**Work to be completed**
Images do not belong in the copy. Retype all the entries below exactly.

**Raw data**

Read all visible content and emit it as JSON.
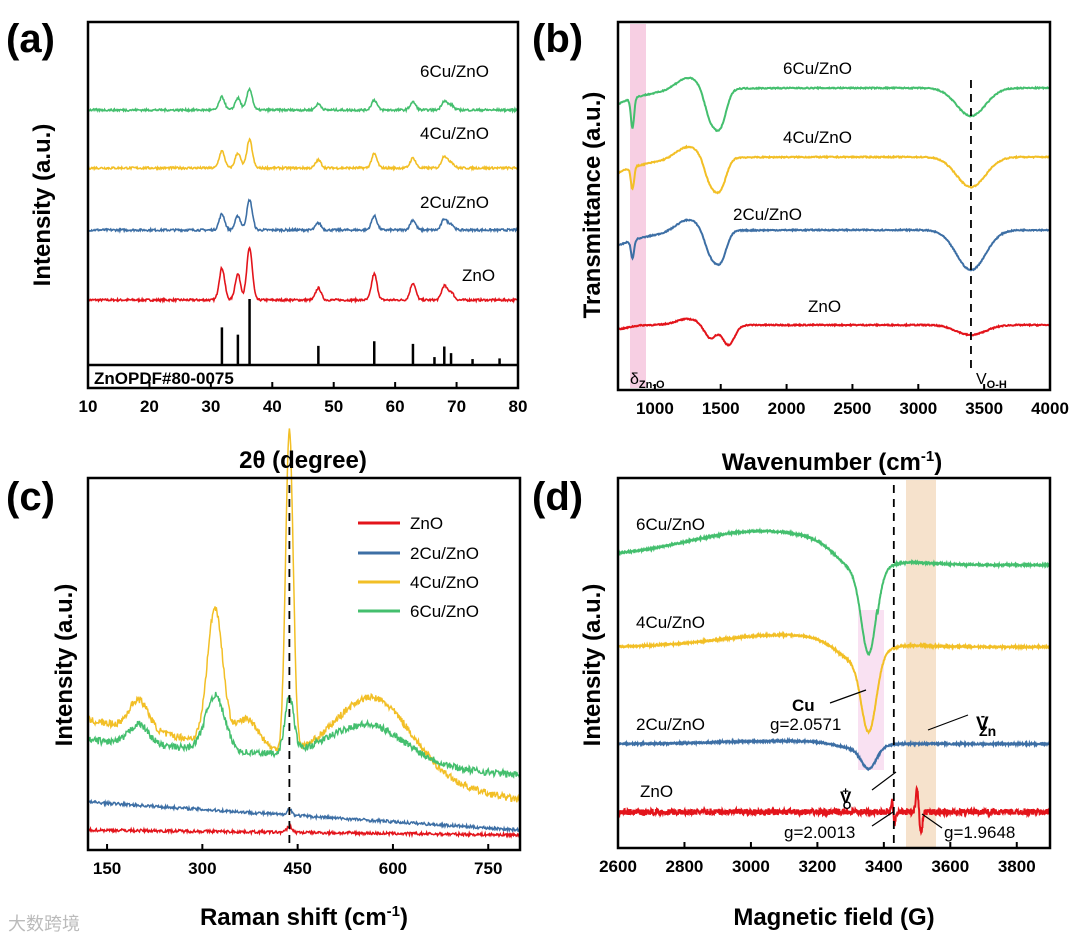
{
  "colors": {
    "ZnO": "#e3141b",
    "2Cu/ZnO": "#3d6fa5",
    "4Cu/ZnO": "#f2bf26",
    "6Cu/ZnO": "#44bf6e"
  },
  "watermark": "大数跨境",
  "chart_data": [
    {
      "panel": "(a)",
      "type": "line",
      "xlabel": "2θ (degree)",
      "ylabel": "Intensity (a.u.)",
      "xlim": [
        10,
        80
      ],
      "xticks": [
        10,
        20,
        30,
        40,
        50,
        60,
        70,
        80
      ],
      "reference_label": "ZnOPDF#80-0075",
      "reference_peaks": [
        [
          31.8,
          0.57
        ],
        [
          34.4,
          0.46
        ],
        [
          36.3,
          1.0
        ],
        [
          47.5,
          0.29
        ],
        [
          56.6,
          0.36
        ],
        [
          62.9,
          0.32
        ],
        [
          66.4,
          0.12
        ],
        [
          68.0,
          0.28
        ],
        [
          69.1,
          0.18
        ],
        [
          72.6,
          0.09
        ],
        [
          77.0,
          0.1
        ]
      ],
      "series": [
        {
          "name": "ZnO",
          "offset": 0,
          "peaks": [
            [
              31.8,
              32
            ],
            [
              34.4,
              26
            ],
            [
              36.3,
              52
            ],
            [
              47.5,
              12
            ],
            [
              56.6,
              26
            ],
            [
              62.9,
              17
            ],
            [
              68.0,
              14
            ],
            [
              69.1,
              8
            ]
          ]
        },
        {
          "name": "2Cu/ZnO",
          "offset": 70,
          "peaks": [
            [
              31.8,
              16
            ],
            [
              34.4,
              14
            ],
            [
              36.3,
              30
            ],
            [
              47.5,
              7
            ],
            [
              56.6,
              14
            ],
            [
              62.9,
              10
            ],
            [
              68.0,
              11
            ],
            [
              69.1,
              6
            ]
          ]
        },
        {
          "name": "4Cu/ZnO",
          "offset": 132,
          "peaks": [
            [
              31.8,
              17
            ],
            [
              34.4,
              15
            ],
            [
              36.3,
              28
            ],
            [
              47.5,
              8
            ],
            [
              56.6,
              14
            ],
            [
              62.9,
              10
            ],
            [
              68.0,
              12
            ],
            [
              69.1,
              6
            ]
          ]
        },
        {
          "name": "6Cu/ZnO",
          "offset": 190,
          "peaks": [
            [
              31.8,
              13
            ],
            [
              34.4,
              12
            ],
            [
              36.3,
              21
            ],
            [
              47.5,
              6
            ],
            [
              56.6,
              10
            ],
            [
              62.9,
              8
            ],
            [
              68.0,
              9
            ],
            [
              69.1,
              5
            ]
          ]
        }
      ]
    },
    {
      "panel": "(b)",
      "type": "line",
      "xlabel": "Wavenumber (cm⁻¹)",
      "xlabel_sup": "-1",
      "ylabel": "Transmittance (a.u.)",
      "xlim": [
        720,
        4000
      ],
      "xticks": [
        1000,
        1500,
        2000,
        2500,
        3000,
        3500,
        4000
      ],
      "annotations": {
        "left_band": "δZn-O",
        "left_band_main": "δ",
        "left_band_sub": "Zn-O",
        "dashed": 3400,
        "dashed_main": "V",
        "dashed_sub": "O-H"
      },
      "series": [
        {
          "name": "ZnO",
          "offset": 0,
          "dips": [
            [
              1420,
              14
            ],
            [
              1560,
              20
            ],
            [
              3400,
              10
            ]
          ]
        },
        {
          "name": "2Cu/ZnO",
          "offset": 95,
          "dips": [
            [
              830,
              18
            ],
            [
              1420,
              22
            ],
            [
              1500,
              28
            ],
            [
              3400,
              40
            ]
          ]
        },
        {
          "name": "4Cu/ZnO",
          "offset": 168,
          "dips": [
            [
              830,
              22
            ],
            [
              1420,
              24
            ],
            [
              1500,
              28
            ],
            [
              3400,
              30
            ]
          ]
        },
        {
          "name": "6Cu/ZnO",
          "offset": 237,
          "dips": [
            [
              830,
              30
            ],
            [
              1420,
              28
            ],
            [
              1500,
              34
            ],
            [
              3400,
              28
            ]
          ]
        }
      ]
    },
    {
      "panel": "(c)",
      "type": "line",
      "xlabel": "Raman shift (cm⁻¹)",
      "xlabel_sup": "-1",
      "ylabel": "Intensity (a.u.)",
      "xlim": [
        120,
        800
      ],
      "xticks": [
        150,
        300,
        450,
        600,
        750
      ],
      "dashed": 437,
      "legend": [
        "ZnO",
        "2Cu/ZnO",
        "4Cu/ZnO",
        "6Cu/ZnO"
      ],
      "legend_position": "top-right",
      "series": [
        {
          "name": "ZnO",
          "base": [
            20,
            5
          ],
          "peaks": [
            [
              437,
              6,
              4
            ]
          ]
        },
        {
          "name": "2Cu/ZnO",
          "base": [
            48,
            28
          ],
          "peaks": [
            [
              437,
              6,
              4
            ]
          ]
        },
        {
          "name": "4Cu/ZnO",
          "base": [
            130,
            80
          ],
          "peaks": [
            [
              200,
              30,
              15
            ],
            [
              320,
              135,
              12
            ],
            [
              370,
              30,
              20
            ],
            [
              437,
              320,
              6
            ],
            [
              570,
              75,
              60
            ]
          ]
        },
        {
          "name": "6Cu/ZnO",
          "base": [
            110,
            35
          ],
          "peaks": [
            [
              200,
              20,
              15
            ],
            [
              320,
              55,
              15
            ],
            [
              437,
              55,
              7
            ],
            [
              560,
              38,
              60
            ]
          ]
        }
      ]
    },
    {
      "panel": "(d)",
      "type": "line",
      "xlabel": "Magnetic field (G)",
      "ylabel": "Intensity (a.u.)",
      "xlim": [
        2600,
        3900
      ],
      "xticks": [
        2600,
        2800,
        3000,
        3200,
        3400,
        3600,
        3800
      ],
      "annotations": {
        "cu": "Cu",
        "cu_g": "g=2.0571",
        "vo": "V",
        "vo_sub": "O",
        "vo_sup": "+",
        "vzn": "V",
        "vzn_sub": "Zn",
        "vzn_sup": "-",
        "g1": "g=2.0013",
        "g2": "g=1.9648",
        "dashed": 3430
      },
      "series": [
        {
          "name": "ZnO",
          "offset": 0
        },
        {
          "name": "2Cu/ZnO",
          "offset": 68
        },
        {
          "name": "4Cu/ZnO",
          "offset": 165
        },
        {
          "name": "6Cu/ZnO",
          "offset": 255
        }
      ]
    }
  ]
}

**Reply**
Read all visible content and emit it as JSON.
{
  "colors": {
    "ZnO": "#e3141b",
    "2Cu/ZnO": "#3d6fa5",
    "4Cu/ZnO": "#f2bf26",
    "6Cu/ZnO": "#44bf6e"
  },
  "watermark": "大数跨境",
  "chart_data": [
    {
      "panel": "(a)",
      "type": "line",
      "xlabel": "2θ (degree)",
      "ylabel": "Intensity (a.u.)",
      "xlim": [
        10,
        80
      ],
      "xticks": [
        10,
        20,
        30,
        40,
        50,
        60,
        70,
        80
      ],
      "reference_label": "ZnOPDF#80-0075",
      "reference_peaks": [
        [
          31.8,
          0.57
        ],
        [
          34.4,
          0.46
        ],
        [
          36.3,
          1.0
        ],
        [
          47.5,
          0.29
        ],
        [
          56.6,
          0.36
        ],
        [
          62.9,
          0.32
        ],
        [
          66.4,
          0.12
        ],
        [
          68.0,
          0.28
        ],
        [
          69.1,
          0.18
        ],
        [
          72.6,
          0.09
        ],
        [
          77.0,
          0.1
        ]
      ],
      "series": [
        {
          "name": "ZnO",
          "offset": 0,
          "peaks": [
            [
              31.8,
              32
            ],
            [
              34.4,
              26
            ],
            [
              36.3,
              52
            ],
            [
              47.5,
              12
            ],
            [
              56.6,
              26
            ],
            [
              62.9,
              17
            ],
            [
              68.0,
              14
            ],
            [
              69.1,
              8
            ]
          ]
        },
        {
          "name": "2Cu/ZnO",
          "offset": 70,
          "peaks": [
            [
              31.8,
              16
            ],
            [
              34.4,
              14
            ],
            [
              36.3,
              30
            ],
            [
              47.5,
              7
            ],
            [
              56.6,
              14
            ],
            [
              62.9,
              10
            ],
            [
              68.0,
              11
            ],
            [
              69.1,
              6
            ]
          ]
        },
        {
          "name": "4Cu/ZnO",
          "offset": 132,
          "peaks": [
            [
              31.8,
              17
            ],
            [
              34.4,
              15
            ],
            [
              36.3,
              28
            ],
            [
              47.5,
              8
            ],
            [
              56.6,
              14
            ],
            [
              62.9,
              10
            ],
            [
              68.0,
              12
            ],
            [
              69.1,
              6
            ]
          ]
        },
        {
          "name": "6Cu/ZnO",
          "offset": 190,
          "peaks": [
            [
              31.8,
              13
            ],
            [
              34.4,
              12
            ],
            [
              36.3,
              21
            ],
            [
              47.5,
              6
            ],
            [
              56.6,
              10
            ],
            [
              62.9,
              8
            ],
            [
              68.0,
              9
            ],
            [
              69.1,
              5
            ]
          ]
        }
      ]
    },
    {
      "panel": "(b)",
      "type": "line",
      "xlabel": "Wavenumber (cm⁻¹)",
      "xlabel_sup": "-1",
      "ylabel": "Transmittance (a.u.)",
      "xlim": [
        720,
        4000
      ],
      "xticks": [
        1000,
        1500,
        2000,
        2500,
        3000,
        3500,
        4000
      ],
      "annotations": {
        "left_band": "δZn-O",
        "left_band_main": "δ",
        "left_band_sub": "Zn-O",
        "dashed": 3400,
        "dashed_main": "V",
        "dashed_sub": "O-H"
      },
      "series": [
        {
          "name": "ZnO",
          "offset": 0,
          "dips": [
            [
              1420,
              14
            ],
            [
              1560,
              20
            ],
            [
              3400,
              10
            ]
          ]
        },
        {
          "name": "2Cu/ZnO",
          "offset": 95,
          "dips": [
            [
              830,
              18
            ],
            [
              1420,
              22
            ],
            [
              1500,
              28
            ],
            [
              3400,
              40
            ]
          ]
        },
        {
          "name": "4Cu/ZnO",
          "offset": 168,
          "dips": [
            [
              830,
              22
            ],
            [
              1420,
              24
            ],
            [
              1500,
              28
            ],
            [
              3400,
              30
            ]
          ]
        },
        {
          "name": "6Cu/ZnO",
          "offset": 237,
          "dips": [
            [
              830,
              30
            ],
            [
              1420,
              28
            ],
            [
              1500,
              34
            ],
            [
              3400,
              28
            ]
          ]
        }
      ]
    },
    {
      "panel": "(c)",
      "type": "line",
      "xlabel": "Raman shift (cm⁻¹)",
      "xlabel_sup": "-1",
      "ylabel": "Intensity (a.u.)",
      "xlim": [
        120,
        800
      ],
      "xticks": [
        150,
        300,
        450,
        600,
        750
      ],
      "dashed": 437,
      "legend": [
        "ZnO",
        "2Cu/ZnO",
        "4Cu/ZnO",
        "6Cu/ZnO"
      ],
      "legend_position": "top-right",
      "series": [
        {
          "name": "ZnO",
          "base": [
            20,
            5
          ],
          "peaks": [
            [
              437,
              6,
              4
            ]
          ]
        },
        {
          "name": "2Cu/ZnO",
          "base": [
            48,
            28
          ],
          "peaks": [
            [
              437,
              6,
              4
            ]
          ]
        },
        {
          "name": "4Cu/ZnO",
          "base": [
            130,
            80
          ],
          "peaks": [
            [
              200,
              30,
              15
            ],
            [
              320,
              135,
              12
            ],
            [
              370,
              30,
              20
            ],
            [
              437,
              320,
              6
            ],
            [
              570,
              75,
              60
            ]
          ]
        },
        {
          "name": "6Cu/ZnO",
          "base": [
            110,
            35
          ],
          "peaks": [
            [
              200,
              20,
              15
            ],
            [
              320,
              55,
              15
            ],
            [
              437,
              55,
              7
            ],
            [
              560,
              38,
              60
            ]
          ]
        }
      ]
    },
    {
      "panel": "(d)",
      "type": "line",
      "xlabel": "Magnetic field (G)",
      "ylabel": "Intensity (a.u.)",
      "xlim": [
        2600,
        3900
      ],
      "xticks": [
        2600,
        2800,
        3000,
        3200,
        3400,
        3600,
        3800
      ],
      "annotations": {
        "cu": "Cu",
        "cu_g": "g=2.0571",
        "vo": "V",
        "vo_sub": "O",
        "vo_sup": "+",
        "vzn": "V",
        "vzn_sub": "Zn",
        "vzn_sup": "-",
        "g1": "g=2.0013",
        "g2": "g=1.9648",
        "dashed": 3430
      },
      "series": [
        {
          "name": "ZnO",
          "offset": 0
        },
        {
          "name": "2Cu/ZnO",
          "offset": 68
        },
        {
          "name": "4Cu/ZnO",
          "offset": 165
        },
        {
          "name": "6Cu/ZnO",
          "offset": 255
        }
      ]
    }
  ]
}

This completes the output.